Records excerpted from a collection
-- begin --

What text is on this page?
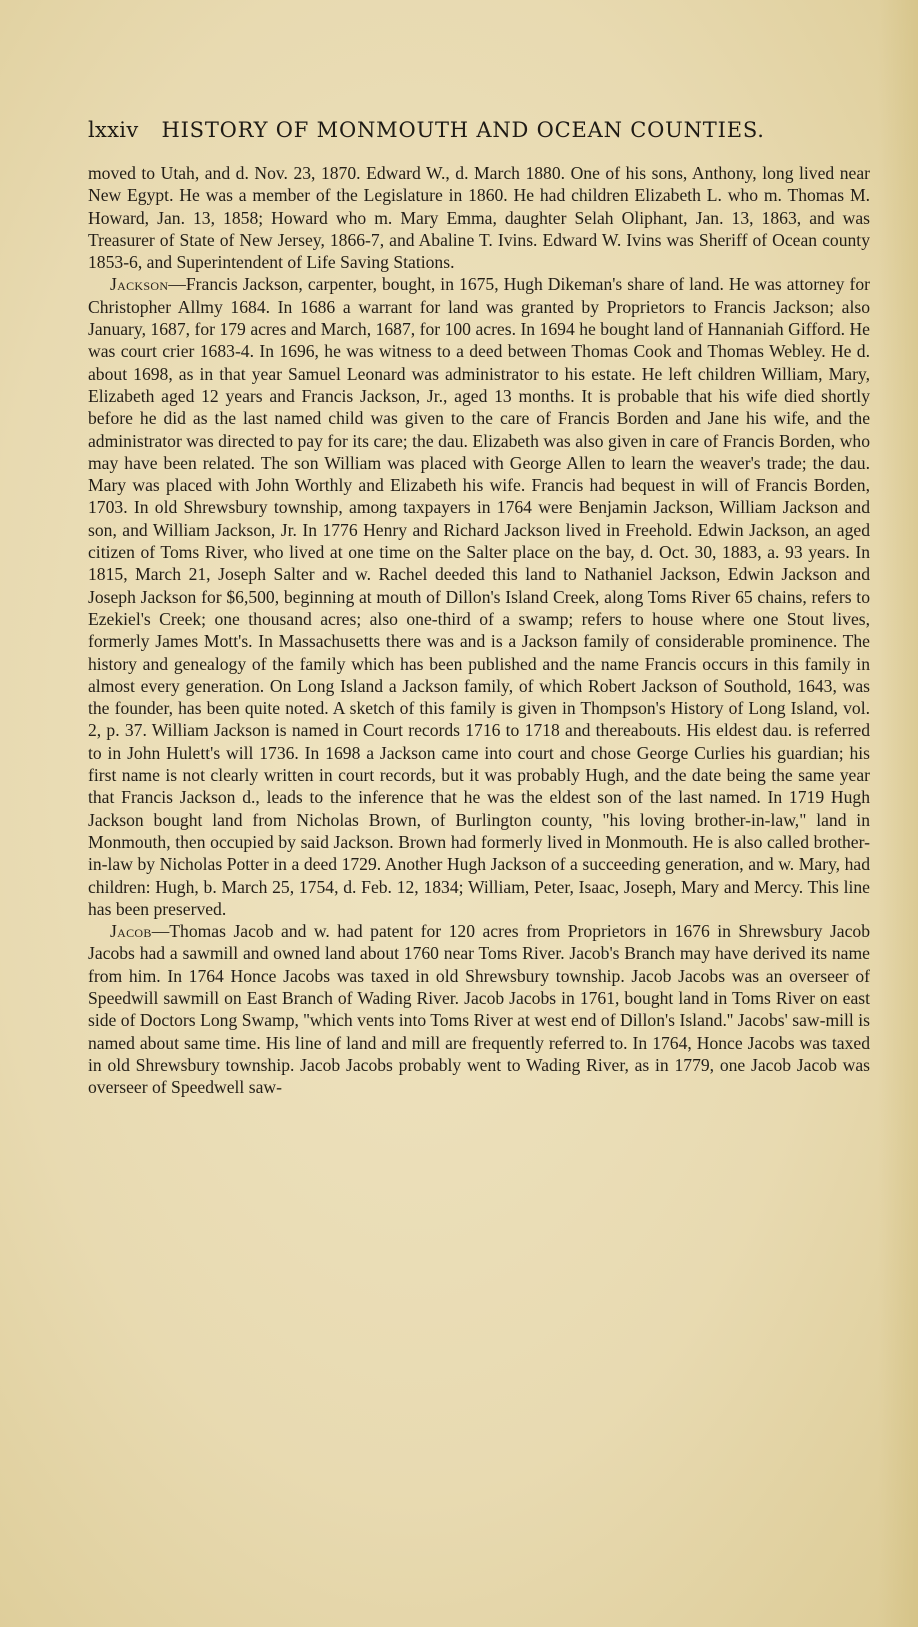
lxxiv HISTORY OF MONMOUTH AND OCEAN COUNTIES.

moved to Utah, and d. Nov. 23, 1870. Edward W., d. March 1880. One of his sons, Anthony, long lived near New Egypt. He was a member of the Legislature in 1860. He had children Elizabeth L. who m. Thomas M. Howard, Jan. 13, 1858; Howard who m. Mary Emma, daughter Selah Oliphant, Jan. 13, 1863, and was Treasurer of State of New Jersey, 1866-7, and Abaline T. Ivins. Edward W. Ivins was Sheriff of Ocean county 1853-6, and Superintendent of Life Saving Stations.

Jackson—Francis Jackson, carpenter, bought, in 1675, Hugh Dikeman's share of land. He was attorney for Christopher Allmy 1684. In 1686 a warrant for land was granted by Proprietors to Francis Jackson; also January, 1687, for 179 acres and March, 1687, for 100 acres. In 1694 he bought land of Hannaniah Gifford. He was court crier 1683-4. In 1696, he was witness to a deed between Thomas Cook and Thomas Webley. He d. about 1698, as in that year Samuel Leonard was administrator to his estate. He left children William, Mary, Elizabeth aged 12 years and Francis Jackson, Jr., aged 13 months. It is probable that his wife died shortly before he did as the last named child was given to the care of Francis Borden and Jane his wife, and the administrator was directed to pay for its care; the dau. Elizabeth was also given in care of Francis Borden, who may have been related. The son William was placed with George Allen to learn the weaver's trade; the dau. Mary was placed with John Worthly and Elizabeth his wife. Francis had bequest in will of Francis Borden, 1703. In old Shrewsbury township, among taxpayers in 1764 were Benjamin Jackson, William Jackson and son, and William Jackson, Jr. In 1776 Henry and Richard Jackson lived in Freehold. Edwin Jackson, an aged citizen of Toms River, who lived at one time on the Salter place on the bay, d. Oct. 30, 1883, a. 93 years. In 1815, March 21, Joseph Salter and w. Rachel deeded this land to Nathaniel Jackson, Edwin Jackson and Joseph Jackson for $6,500, beginning at mouth of Dillon's Island Creek, along Toms River 65 chains, refers to Ezekiel's Creek; one thousand acres; also one-third of a swamp; refers to house where one Stout lives, formerly James Mott's. In Massachusetts there was and is a Jackson family of considerable prominence. The history and genealogy of the family which has been published and the name Francis occurs in this family in almost every generation. On Long Island a Jackson family, of which Robert Jackson of Southold, 1643, was the founder, has been quite noted. A sketch of this family is given in Thompson's History of Long Island, vol. 2, p. 37. William Jackson is named in Court records 1716 to 1718 and thereabouts. His eldest dau. is referred to in John Hulett's will 1736. In 1698 a Jackson came into court and chose George Curlies his guardian; his first name is not clearly written in court records, but it was probably Hugh, and the date being the same year that Francis Jackson d., leads to the inference that he was the eldest son of the last named. In 1719 Hugh Jackson bought land from Nicholas Brown, of Burlington county, "his loving brother-in-law," land in Monmouth, then occupied by said Jackson. Brown had formerly lived in Monmouth. He is also called brother-in-law by Nicholas Potter in a deed 1729. Another Hugh Jackson of a succeeding generation, and w. Mary, had children: Hugh, b. March 25, 1754, d. Feb. 12, 1834; William, Peter, Isaac, Joseph, Mary and Mercy. This line has been preserved.

Jacob—Thomas Jacob and w. had patent for 120 acres from Proprietors in 1676 in Shrewsbury Jacob Jacobs had a sawmill and owned land about 1760 near Toms River. Jacob's Branch may have derived its name from him. In 1764 Honce Jacobs was taxed in old Shrewsbury township. Jacob Jacobs was an overseer of Speedwill sawmill on East Branch of Wading River. Jacob Jacobs in 1761, bought land in Toms River on east side of Doctors Long Swamp, ''which vents into Toms River at west end of Dillon's Island.'' Jacobs' saw-mill is named about same time. His line of land and mill are frequently referred to. In 1764, Honce Jacobs was taxed in old Shrewsbury township. Jacob Jacobs probably went to Wading River, as in 1779, one Jacob Jacob was overseer of Speedwell saw-
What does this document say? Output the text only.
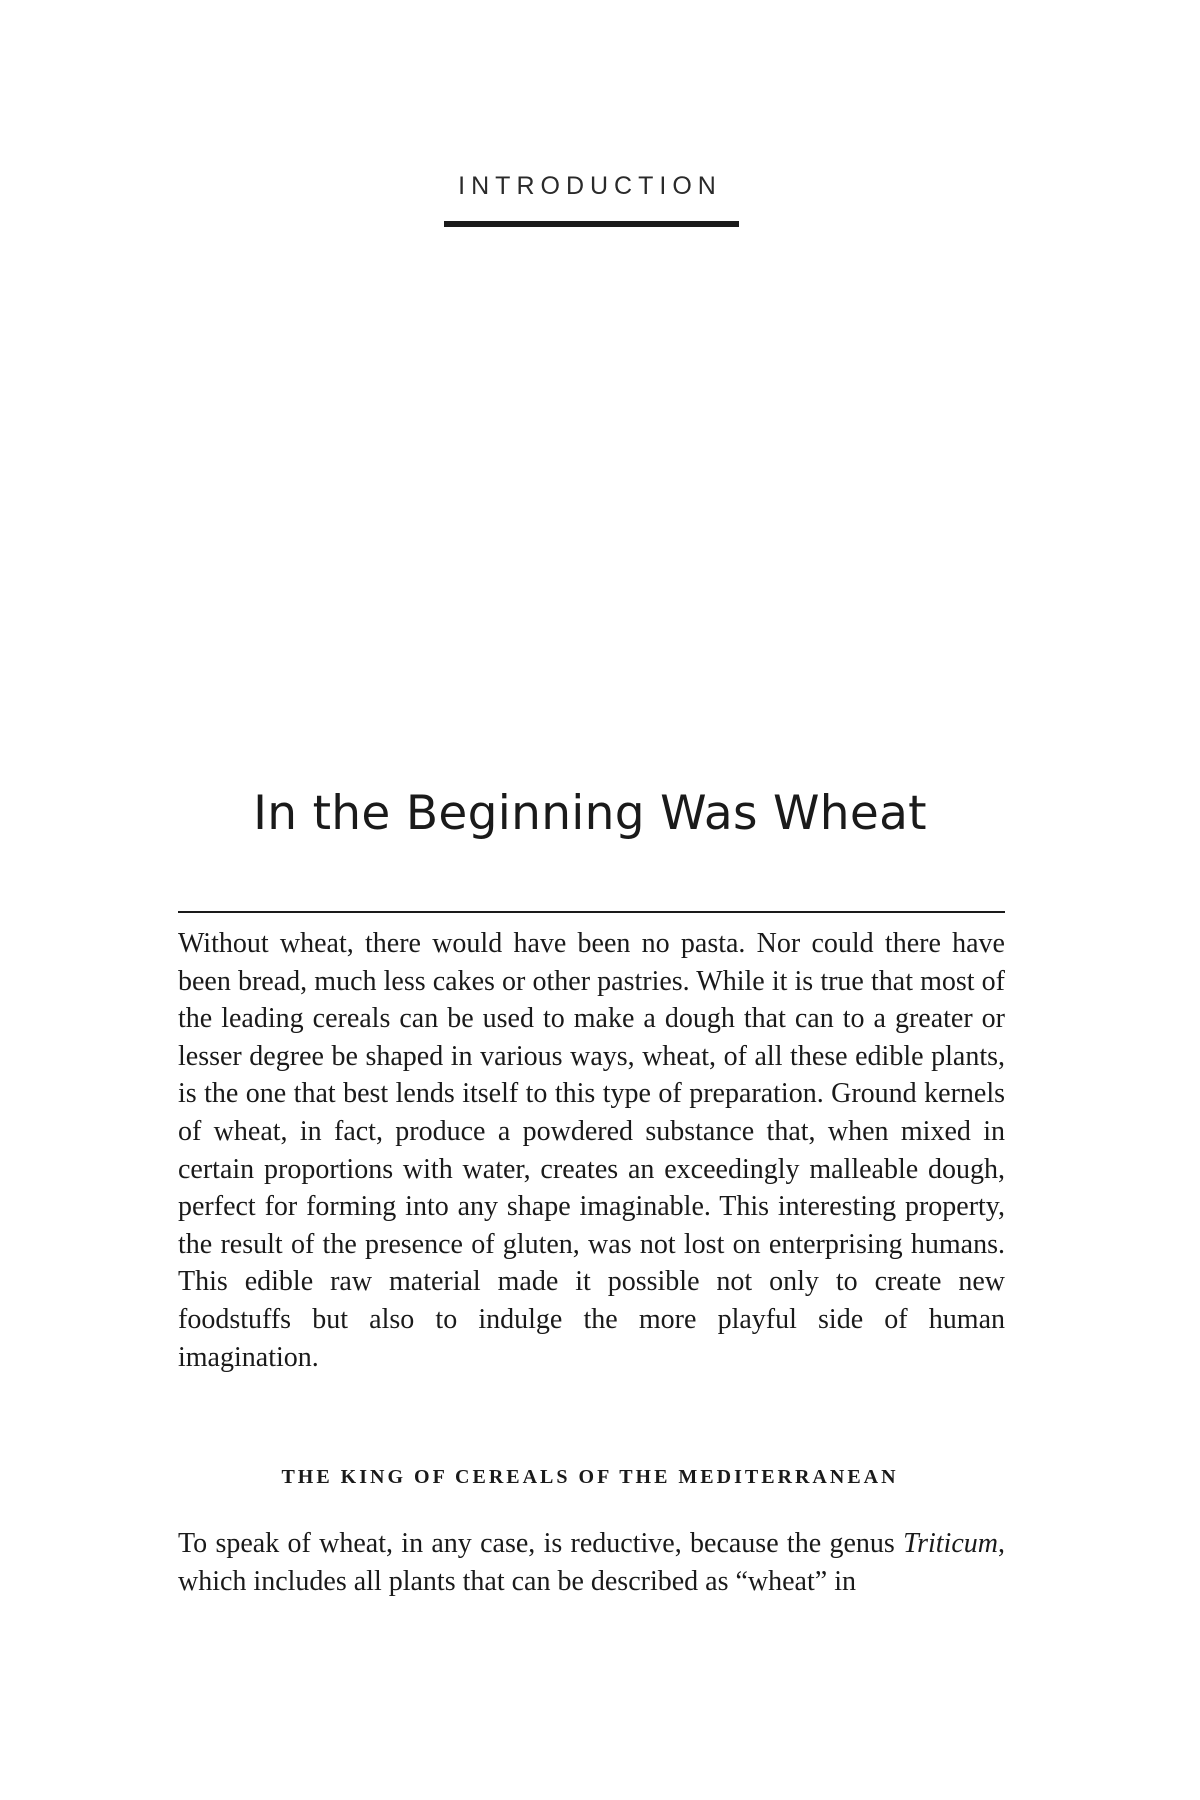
INTRODUCTION
In the Beginning Was Wheat

Without wheat, there would have been no pasta. Nor could there have been bread, much less cakes or other pastries. While it is true that most of the leading cereals can be used to make a dough that can to a greater or lesser degree be shaped in various ways, wheat, of all these edible plants, is the one that best lends itself to this type of preparation. Ground kernels of wheat, in fact, produce a powdered substance that, when mixed in certain proportions with water, creates an exceedingly malleable dough, perfect for forming into any shape imaginable. This interesting property, the result of the presence of gluten, was not lost on enterprising humans. This edible raw material made it possible not only to create new foodstuffs but also to indulge the more playful side of human imagination.

THE KING OF CEREALS OF THE MEDITERRANEAN

To speak of wheat, in any case, is reductive, because the genus Triticum, which includes all plants that can be described as “wheat” in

-- end --

DIRECTIVE: Go through the material line by line. Show each line that contains the string "only".

RESPONSE TO THE TASK:
What does this document say? Output the text only.
Without wheat, there would have been no pasta. Nor could there have been bread, much less cakes or other pastries. While it is true that most of the leading cereals can be used to make a dough that can to a greater or lesser degree be shaped in various ways, wheat, of all these edible plants, is the one that best lends itself to this type of preparation. Ground kernels of wheat, in fact, produce a powdered substance that, when mixed in certain proportions with water, creates an exceedingly malleable dough, perfect for forming into any shape imaginable. This interesting property, the result of the presence of gluten, was not lost on enterprising humans. This edible raw material made it possible not only to create new foodstuffs but also to indulge the more playful side of human imagination.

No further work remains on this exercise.